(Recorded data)
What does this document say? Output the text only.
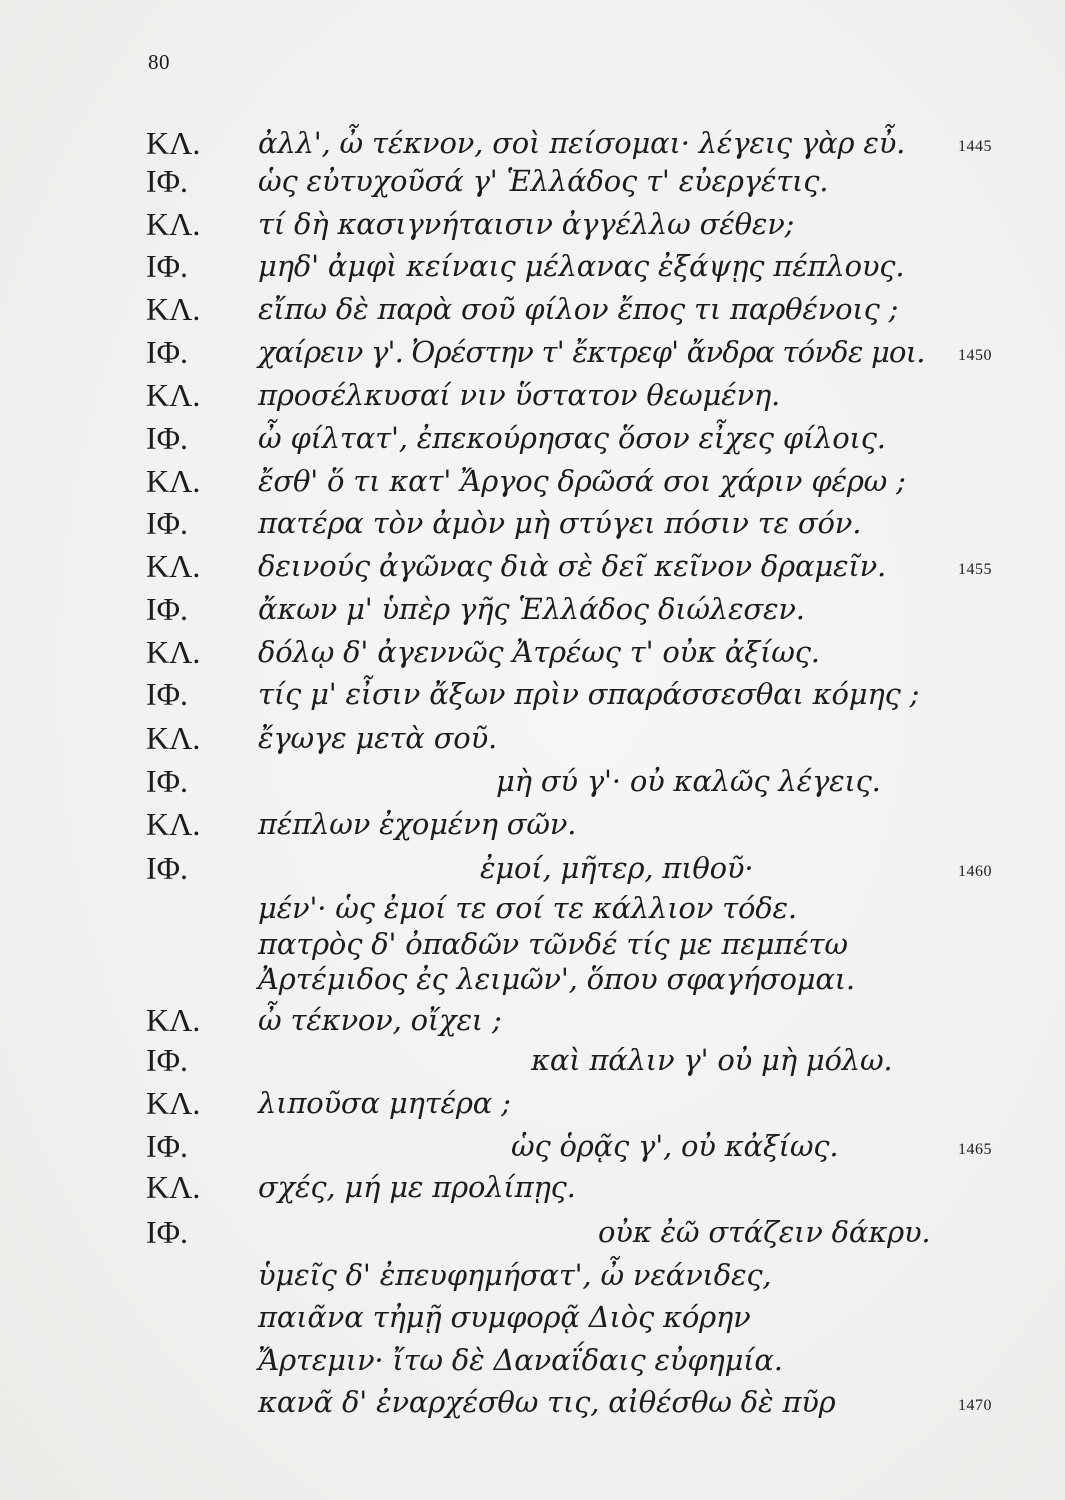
80
ΚΛ. ἀλλ', ὦ τέκνον, σοὶ πείσομαι· λέγεις γὰρ εὖ.	1445
ΙΦ. ὡς εὐτυχοῦσά γ' Ἑλλάδος τ' εὐεργέτις.
ΚΛ. τί δὴ κασιγνήταισιν ἀγγέλλω σέθεν;
ΙΦ. μηδ' ἀμφὶ κείναις μέλανας ἐξάψῃς πέπλους.
ΚΛ. εἴπω δὲ παρὰ σοῦ φίλον ἔπος τι παρθένοις ;
ΙΦ. χαίρειν γ'. Ὀρέστην τ' ἔκτρεφ' ἄνδρα τόνδε μοι. 1450
ΚΛ. προσέλκυσαί νιν ὕστατον θεωμένη.
ΙΦ. ὦ φίλτατ', ἐπεκούρησας ὅσον εἶχες φίλοις.
ΚΛ. ἔσθ' ὅ τι κατ' Ἄργος δρῶσά σοι χάριν φέρω ;
ΙΦ. πατέρα τὸν ἀμὸν μὴ στύγει πόσιν τε σόν.
ΚΛ. δεινούς ἀγῶνας διὰ σὲ δεῖ κεῖνον δραμεῖν.	1455
ΙΦ. ἄκων μ' ὑπὲρ γῆς Ἑλλάδος διώλεσεν.
ΚΛ. δόλῳ δ' ἀγεννῶς Ἀτρέως τ' οὐκ ἀξίως.
ΙΦ. τίς μ' εἶσιν ἄξων πρὶν σπαράσσεσθαι κόμης ;
ΚΛ. ἔγωγε μετὰ σοῦ.
ΙΦ.	μὴ σύ γ'· οὐ καλῶς λέγεις.
ΚΛ. πέπλων ἐχομένη σῶν.
ΙΦ.	ἐμοί, μῆτερ, πιθοῦ·	1460
μέν'· ὡς ἐμοί τε σοί τε κάλλιον τόδε.
πατρὸς δ' ὀπαδῶν τῶνδέ τίς με πεμπέτω
Ἀρτέμιδος ἐς λειμῶν', ὅπου σφαγήσομαι.
ΚΛ. ὦ τέκνον, οἴχει ;
ΙΦ.	καὶ πάλιν γ' οὐ μὴ μόλω.
ΚΛ. λιποῦσα μητέρα ;
ΙΦ.	ὡς ὁρᾷς γ', οὐ κἀξίως.	1465
ΚΛ. σχές, μή με προλίπῃς.
ΙΦ.	οὐκ ἐῶ στάζειν δάκρυ.
ὑμεῖς δ' ἐπευφημήσατ', ὦ νεάνιδες,
παιᾶνα τἠμῇ συμφορᾷ Διὸς κόρην
Ἄρτεμιν· ἴτω δὲ Δαναΐδαις εὐφημία.
κανᾶ δ' ἐναρχέσθω τις, αἰθέσθω δὲ πῦρ	1470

What is expected -
Every line of the material is to be quoted exactly, with no pictures carried over.

Finished exercise -
What does this document say? Output the text only.
80
ΚΛ. ἀλλ', ὦ τέκνον, σοὶ πείσομαι· λέγεις γὰρ εὖ.	1445
ΙΦ. ὡς εὐτυχοῦσά γ' Ἑλλάδος τ' εὐεργέτις.
ΚΛ. τί δὴ κασιγνήταισιν ἀγγέλλω σέθεν;
ΙΦ. μηδ' ἀμφὶ κείναις μέλανας ἐξάψῃς πέπλους.
ΚΛ. εἴπω δὲ παρὰ σοῦ φίλον ἔπος τι παρθένοις ;
ΙΦ. χαίρειν γ'. Ὀρέστην τ' ἔκτρεφ' ἄνδρα τόνδε μοι. 1450
ΚΛ. προσέλκυσαί νιν ὕστατον θεωμένη.
ΙΦ. ὦ φίλτατ', ἐπεκούρησας ὅσον εἶχες φίλοις.
ΚΛ. ἔσθ' ὅ τι κατ' Ἄργος δρῶσά σοι χάριν φέρω ;
ΙΦ. πατέρα τὸν ἀμὸν μὴ στύγει πόσιν τε σόν.
ΚΛ. δεινούς ἀγῶνας διὰ σὲ δεῖ κεῖνον δραμεῖν.	1455
ΙΦ. ἄκων μ' ὑπὲρ γῆς Ἑλλάδος διώλεσεν.
ΚΛ. δόλῳ δ' ἀγεννῶς Ἀτρέως τ' οὐκ ἀξίως.
ΙΦ. τίς μ' εἶσιν ἄξων πρὶν σπαράσσεσθαι κόμης ;
ΚΛ. ἔγωγε μετὰ σοῦ.
ΙΦ.	μὴ σύ γ'· οὐ καλῶς λέγεις.
ΚΛ. πέπλων ἐχομένη σῶν.
ΙΦ.	ἐμοί, μῆτερ, πιθοῦ·	1460
μέν'· ὡς ἐμοί τε σοί τε κάλλιον τόδε.
πατρὸς δ' ὀπαδῶν τῶνδέ τίς με πεμπέτω
Ἀρτέμιδος ἐς λειμῶν', ὅπου σφαγήσομαι.
ΚΛ. ὦ τέκνον, οἴχει ;
ΙΦ.	καὶ πάλιν γ' οὐ μὴ μόλω.
ΚΛ. λιποῦσα μητέρα ;
ΙΦ.	ὡς ὁρᾷς γ', οὐ κἀξίως.	1465
ΚΛ. σχές, μή με προλίπῃς.
ΙΦ.	οὐκ ἐῶ στάζειν δάκρυ.
ὑμεῖς δ' ἐπευφημήσατ', ὦ νεάνιδες,
παιᾶνα τἠμῇ συμφορᾷ Διὸς κόρην
Ἄρτεμιν· ἴτω δὲ Δαναΐδαις εὐφημία.
κανᾶ δ' ἐναρχέσθω τις, αἰθέσθω δὲ πῦρ	1470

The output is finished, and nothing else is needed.